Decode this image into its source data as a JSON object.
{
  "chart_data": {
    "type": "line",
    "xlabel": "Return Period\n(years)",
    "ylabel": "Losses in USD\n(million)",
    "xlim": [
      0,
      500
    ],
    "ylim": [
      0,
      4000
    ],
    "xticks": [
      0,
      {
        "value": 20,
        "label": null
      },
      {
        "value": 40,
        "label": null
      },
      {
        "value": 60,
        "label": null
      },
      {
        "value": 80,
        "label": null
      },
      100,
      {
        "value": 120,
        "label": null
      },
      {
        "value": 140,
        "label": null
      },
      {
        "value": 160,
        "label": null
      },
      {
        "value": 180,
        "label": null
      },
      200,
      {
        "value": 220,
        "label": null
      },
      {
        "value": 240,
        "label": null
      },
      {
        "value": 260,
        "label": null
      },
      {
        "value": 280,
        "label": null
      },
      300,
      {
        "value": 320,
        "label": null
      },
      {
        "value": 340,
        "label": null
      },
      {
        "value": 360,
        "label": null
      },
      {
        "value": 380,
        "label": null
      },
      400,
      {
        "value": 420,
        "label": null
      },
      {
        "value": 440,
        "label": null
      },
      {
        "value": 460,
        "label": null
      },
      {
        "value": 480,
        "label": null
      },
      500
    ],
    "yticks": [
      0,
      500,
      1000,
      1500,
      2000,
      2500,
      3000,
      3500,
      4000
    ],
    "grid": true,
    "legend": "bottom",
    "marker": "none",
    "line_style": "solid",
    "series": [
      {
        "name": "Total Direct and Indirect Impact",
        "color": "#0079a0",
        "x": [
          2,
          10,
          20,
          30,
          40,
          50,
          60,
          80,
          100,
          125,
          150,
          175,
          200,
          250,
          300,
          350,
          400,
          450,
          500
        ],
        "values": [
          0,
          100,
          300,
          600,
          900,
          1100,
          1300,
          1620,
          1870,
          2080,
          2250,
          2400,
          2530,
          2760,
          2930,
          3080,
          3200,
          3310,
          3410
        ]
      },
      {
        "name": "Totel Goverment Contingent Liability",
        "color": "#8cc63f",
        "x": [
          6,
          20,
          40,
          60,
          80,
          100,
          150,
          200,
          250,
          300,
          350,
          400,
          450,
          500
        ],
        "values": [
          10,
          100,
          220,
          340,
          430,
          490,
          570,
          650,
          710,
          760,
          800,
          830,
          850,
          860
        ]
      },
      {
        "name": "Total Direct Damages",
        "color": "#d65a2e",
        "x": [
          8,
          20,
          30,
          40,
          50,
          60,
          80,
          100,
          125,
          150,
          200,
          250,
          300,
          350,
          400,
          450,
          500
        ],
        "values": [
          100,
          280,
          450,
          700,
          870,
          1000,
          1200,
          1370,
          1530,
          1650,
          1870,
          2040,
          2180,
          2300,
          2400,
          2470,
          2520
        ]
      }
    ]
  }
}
====
WRITTEN TASK.
Above are the records; retype every one exactly.

TASK SOLUTION.
Decode this image into its source data as a JSON object.
{
  "chart_data": {
    "type": "line",
    "xlabel": "Return Period\n(years)",
    "ylabel": "Losses in USD\n(million)",
    "xlim": [
      0,
      500
    ],
    "ylim": [
      0,
      4000
    ],
    "xticks": [
      0,
      {
        "value": 20,
        "label": null
      },
      {
        "value": 40,
        "label": null
      },
      {
        "value": 60,
        "label": null
      },
      {
        "value": 80,
        "label": null
      },
      100,
      {
        "value": 120,
        "label": null
      },
      {
        "value": 140,
        "label": null
      },
      {
        "value": 160,
        "label": null
      },
      {
        "value": 180,
        "label": null
      },
      200,
      {
        "value": 220,
        "label": null
      },
      {
        "value": 240,
        "label": null
      },
      {
        "value": 260,
        "label": null
      },
      {
        "value": 280,
        "label": null
      },
      300,
      {
        "value": 320,
        "label": null
      },
      {
        "value": 340,
        "label": null
      },
      {
        "value": 360,
        "label": null
      },
      {
        "value": 380,
        "label": null
      },
      400,
      {
        "value": 420,
        "label": null
      },
      {
        "value": 440,
        "label": null
      },
      {
        "value": 460,
        "label": null
      },
      {
        "value": 480,
        "label": null
      },
      500
    ],
    "yticks": [
      0,
      500,
      1000,
      1500,
      2000,
      2500,
      3000,
      3500,
      4000
    ],
    "grid": true,
    "legend": "bottom",
    "marker": "none",
    "line_style": "solid",
    "series": [
      {
        "name": "Total Direct and Indirect Impact",
        "color": "#0079a0",
        "x": [
          2,
          10,
          20,
          30,
          40,
          50,
          60,
          80,
          100,
          125,
          150,
          175,
          200,
          250,
          300,
          350,
          400,
          450,
          500
        ],
        "values": [
          0,
          100,
          300,
          600,
          900,
          1100,
          1300,
          1620,
          1870,
          2080,
          2250,
          2400,
          2530,
          2760,
          2930,
          3080,
          3200,
          3310,
          3410
        ]
      },
      {
        "name": "Totel Goverment Contingent Liability",
        "color": "#8cc63f",
        "x": [
          6,
          20,
          40,
          60,
          80,
          100,
          150,
          200,
          250,
          300,
          350,
          400,
          450,
          500
        ],
        "values": [
          10,
          100,
          220,
          340,
          430,
          490,
          570,
          650,
          710,
          760,
          800,
          830,
          850,
          860
        ]
      },
      {
        "name": "Total Direct Damages",
        "color": "#d65a2e",
        "x": [
          8,
          20,
          30,
          40,
          50,
          60,
          80,
          100,
          125,
          150,
          200,
          250,
          300,
          350,
          400,
          450,
          500
        ],
        "values": [
          100,
          280,
          450,
          700,
          870,
          1000,
          1200,
          1370,
          1530,
          1650,
          1870,
          2040,
          2180,
          2300,
          2400,
          2470,
          2520
        ]
      }
    ]
  }
}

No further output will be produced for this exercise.